The records:

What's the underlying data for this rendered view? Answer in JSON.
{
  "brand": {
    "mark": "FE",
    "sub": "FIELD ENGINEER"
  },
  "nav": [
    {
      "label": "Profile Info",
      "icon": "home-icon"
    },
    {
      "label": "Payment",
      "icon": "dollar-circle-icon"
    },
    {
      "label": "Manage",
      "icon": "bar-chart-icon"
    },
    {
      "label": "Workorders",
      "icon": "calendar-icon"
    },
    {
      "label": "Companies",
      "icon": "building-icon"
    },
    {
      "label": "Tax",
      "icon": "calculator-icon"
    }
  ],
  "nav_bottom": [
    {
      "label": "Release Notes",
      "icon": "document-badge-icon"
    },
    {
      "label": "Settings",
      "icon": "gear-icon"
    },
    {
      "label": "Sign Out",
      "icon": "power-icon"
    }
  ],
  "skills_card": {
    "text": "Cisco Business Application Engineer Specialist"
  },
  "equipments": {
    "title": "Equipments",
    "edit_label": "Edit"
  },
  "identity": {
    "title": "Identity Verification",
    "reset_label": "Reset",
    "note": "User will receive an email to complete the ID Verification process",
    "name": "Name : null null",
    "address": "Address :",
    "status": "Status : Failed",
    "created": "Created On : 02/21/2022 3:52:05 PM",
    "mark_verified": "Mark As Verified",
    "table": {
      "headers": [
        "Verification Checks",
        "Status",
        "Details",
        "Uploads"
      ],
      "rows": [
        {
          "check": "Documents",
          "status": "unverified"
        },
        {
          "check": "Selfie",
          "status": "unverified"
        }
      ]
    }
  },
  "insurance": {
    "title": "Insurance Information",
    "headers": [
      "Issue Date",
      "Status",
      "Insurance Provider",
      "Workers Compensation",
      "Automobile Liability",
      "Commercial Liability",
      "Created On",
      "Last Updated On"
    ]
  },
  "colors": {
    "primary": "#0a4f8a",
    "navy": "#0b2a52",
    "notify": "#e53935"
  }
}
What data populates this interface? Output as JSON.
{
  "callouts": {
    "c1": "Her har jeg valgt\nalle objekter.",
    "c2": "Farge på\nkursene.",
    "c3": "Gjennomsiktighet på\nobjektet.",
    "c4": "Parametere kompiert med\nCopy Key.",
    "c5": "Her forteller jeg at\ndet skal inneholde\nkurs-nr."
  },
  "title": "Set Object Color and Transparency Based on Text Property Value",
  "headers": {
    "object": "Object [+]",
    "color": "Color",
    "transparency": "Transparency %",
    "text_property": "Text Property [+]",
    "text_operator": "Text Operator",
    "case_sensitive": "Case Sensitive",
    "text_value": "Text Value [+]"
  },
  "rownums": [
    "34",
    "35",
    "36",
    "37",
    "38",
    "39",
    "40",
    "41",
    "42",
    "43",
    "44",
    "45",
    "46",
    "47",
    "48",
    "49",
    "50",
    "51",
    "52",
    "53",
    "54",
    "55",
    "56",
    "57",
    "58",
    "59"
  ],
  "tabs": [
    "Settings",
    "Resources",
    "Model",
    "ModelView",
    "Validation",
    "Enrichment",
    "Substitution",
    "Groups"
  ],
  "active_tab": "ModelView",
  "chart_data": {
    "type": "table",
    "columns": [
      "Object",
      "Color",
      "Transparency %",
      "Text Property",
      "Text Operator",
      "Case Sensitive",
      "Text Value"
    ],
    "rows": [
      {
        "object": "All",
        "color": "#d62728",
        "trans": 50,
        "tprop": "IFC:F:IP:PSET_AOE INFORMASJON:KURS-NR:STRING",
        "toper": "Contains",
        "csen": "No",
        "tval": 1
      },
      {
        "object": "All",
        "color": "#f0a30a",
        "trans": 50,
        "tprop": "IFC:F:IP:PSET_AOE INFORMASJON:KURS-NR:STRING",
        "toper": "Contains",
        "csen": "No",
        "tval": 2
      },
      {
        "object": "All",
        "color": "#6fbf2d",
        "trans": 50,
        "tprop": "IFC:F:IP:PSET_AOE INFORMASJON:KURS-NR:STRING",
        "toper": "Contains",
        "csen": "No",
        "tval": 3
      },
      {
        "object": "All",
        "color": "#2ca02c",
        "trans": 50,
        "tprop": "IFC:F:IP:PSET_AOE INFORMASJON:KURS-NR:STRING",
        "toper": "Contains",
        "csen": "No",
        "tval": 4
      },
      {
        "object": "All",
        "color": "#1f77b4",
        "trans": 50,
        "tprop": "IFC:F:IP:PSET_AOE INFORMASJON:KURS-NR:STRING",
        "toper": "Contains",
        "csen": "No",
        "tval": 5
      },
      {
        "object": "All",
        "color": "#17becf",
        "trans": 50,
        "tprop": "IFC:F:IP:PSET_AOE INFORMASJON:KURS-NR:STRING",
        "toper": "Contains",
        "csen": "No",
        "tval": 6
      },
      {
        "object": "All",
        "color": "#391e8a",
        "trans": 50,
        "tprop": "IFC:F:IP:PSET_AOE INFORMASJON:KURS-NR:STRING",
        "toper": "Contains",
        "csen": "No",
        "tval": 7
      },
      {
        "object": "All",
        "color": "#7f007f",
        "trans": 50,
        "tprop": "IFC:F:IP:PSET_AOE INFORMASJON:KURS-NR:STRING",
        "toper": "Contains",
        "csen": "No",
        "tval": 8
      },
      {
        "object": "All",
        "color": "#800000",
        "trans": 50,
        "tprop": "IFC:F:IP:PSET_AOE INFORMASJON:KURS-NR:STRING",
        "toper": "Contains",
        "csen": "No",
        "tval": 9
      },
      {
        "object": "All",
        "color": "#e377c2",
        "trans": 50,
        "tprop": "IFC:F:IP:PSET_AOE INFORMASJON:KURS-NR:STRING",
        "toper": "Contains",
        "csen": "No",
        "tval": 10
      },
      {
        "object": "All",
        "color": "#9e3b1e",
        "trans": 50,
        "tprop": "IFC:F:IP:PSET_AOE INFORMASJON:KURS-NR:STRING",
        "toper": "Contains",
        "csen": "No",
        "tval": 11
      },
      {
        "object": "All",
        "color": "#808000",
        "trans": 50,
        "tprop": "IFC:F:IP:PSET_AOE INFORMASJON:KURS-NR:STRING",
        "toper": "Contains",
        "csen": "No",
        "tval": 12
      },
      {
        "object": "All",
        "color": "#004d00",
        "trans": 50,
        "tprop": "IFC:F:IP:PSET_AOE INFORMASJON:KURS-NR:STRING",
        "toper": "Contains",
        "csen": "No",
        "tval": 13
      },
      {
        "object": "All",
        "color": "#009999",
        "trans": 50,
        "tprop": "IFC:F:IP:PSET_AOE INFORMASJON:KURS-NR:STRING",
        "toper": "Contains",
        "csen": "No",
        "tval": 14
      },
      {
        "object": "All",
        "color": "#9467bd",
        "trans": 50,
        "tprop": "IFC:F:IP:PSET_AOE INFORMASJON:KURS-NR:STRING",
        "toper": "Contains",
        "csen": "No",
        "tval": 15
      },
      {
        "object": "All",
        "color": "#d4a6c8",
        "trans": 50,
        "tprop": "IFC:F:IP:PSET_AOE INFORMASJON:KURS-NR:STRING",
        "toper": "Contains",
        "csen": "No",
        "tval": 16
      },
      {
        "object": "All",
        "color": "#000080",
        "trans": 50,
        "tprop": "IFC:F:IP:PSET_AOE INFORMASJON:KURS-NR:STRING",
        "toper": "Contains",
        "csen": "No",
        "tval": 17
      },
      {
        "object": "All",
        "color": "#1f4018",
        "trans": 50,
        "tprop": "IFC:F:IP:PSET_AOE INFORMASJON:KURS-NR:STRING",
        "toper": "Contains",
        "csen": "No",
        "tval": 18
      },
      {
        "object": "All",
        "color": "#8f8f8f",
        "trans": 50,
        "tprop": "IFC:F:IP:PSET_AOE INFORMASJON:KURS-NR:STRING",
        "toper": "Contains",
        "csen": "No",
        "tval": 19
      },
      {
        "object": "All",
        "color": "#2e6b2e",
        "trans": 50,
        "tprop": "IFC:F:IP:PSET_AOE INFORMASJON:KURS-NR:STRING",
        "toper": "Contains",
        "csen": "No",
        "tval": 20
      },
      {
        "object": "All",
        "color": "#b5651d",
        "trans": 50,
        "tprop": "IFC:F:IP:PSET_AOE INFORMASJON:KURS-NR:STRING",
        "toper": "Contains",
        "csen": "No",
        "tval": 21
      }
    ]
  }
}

What is asked: Only the number is required: the count of lines containing the word "Value".

Solved problem: 3